Written task ->
All of the listing below must be repeated word for word. Pictures are the only thing to omit.

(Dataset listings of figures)
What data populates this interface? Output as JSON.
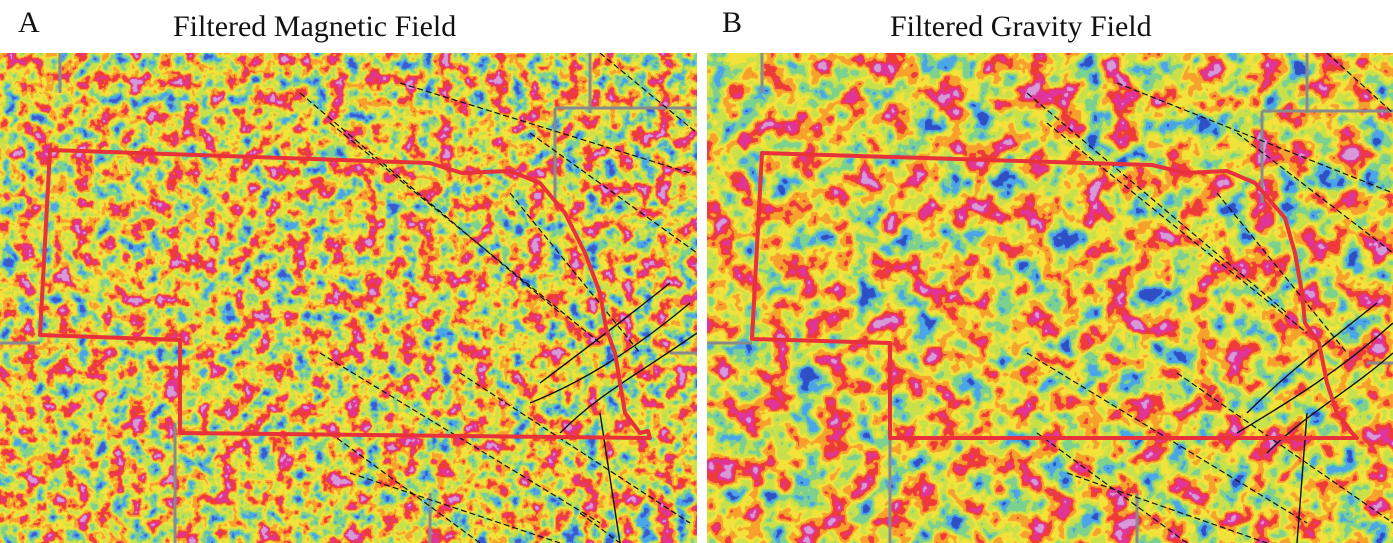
{
  "figure": {
    "panels": [
      {
        "letter": "A",
        "title": "Filtered Magnetic Field",
        "colormap": [
          "#3a5ad1",
          "#4aa6e8",
          "#7dd18e",
          "#c8e04a",
          "#f2e23a",
          "#f7a12d",
          "#ef3a3a",
          "#e0349a",
          "#d69ad8"
        ],
        "seed": 17,
        "scale": 0.055
      },
      {
        "letter": "B",
        "title": "Filtered Gravity Field",
        "colormap": [
          "#2f4fc7",
          "#4aa6e8",
          "#7dd18e",
          "#c8e04a",
          "#f2e23a",
          "#f7a12d",
          "#ef3a3a",
          "#e0349a",
          "#d69ad8"
        ],
        "seed": 41,
        "scale": 0.035
      }
    ],
    "boundary_color": "#e8313a",
    "fault_color": "#111111",
    "county_color": "#8a8a8a"
  }
}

Written answer ->
What data populates this interface? Output as JSON.
{
  "figure": {
    "panels": [
      {
        "letter": "A",
        "title": "Filtered Magnetic Field",
        "colormap": [
          "#3a5ad1",
          "#4aa6e8",
          "#7dd18e",
          "#c8e04a",
          "#f2e23a",
          "#f7a12d",
          "#ef3a3a",
          "#e0349a",
          "#d69ad8"
        ],
        "seed": 17,
        "scale": 0.055
      },
      {
        "letter": "B",
        "title": "Filtered Gravity Field",
        "colormap": [
          "#2f4fc7",
          "#4aa6e8",
          "#7dd18e",
          "#c8e04a",
          "#f2e23a",
          "#f7a12d",
          "#ef3a3a",
          "#e0349a",
          "#d69ad8"
        ],
        "seed": 41,
        "scale": 0.035
      }
    ],
    "boundary_color": "#e8313a",
    "fault_color": "#111111",
    "county_color": "#8a8a8a"
  }
}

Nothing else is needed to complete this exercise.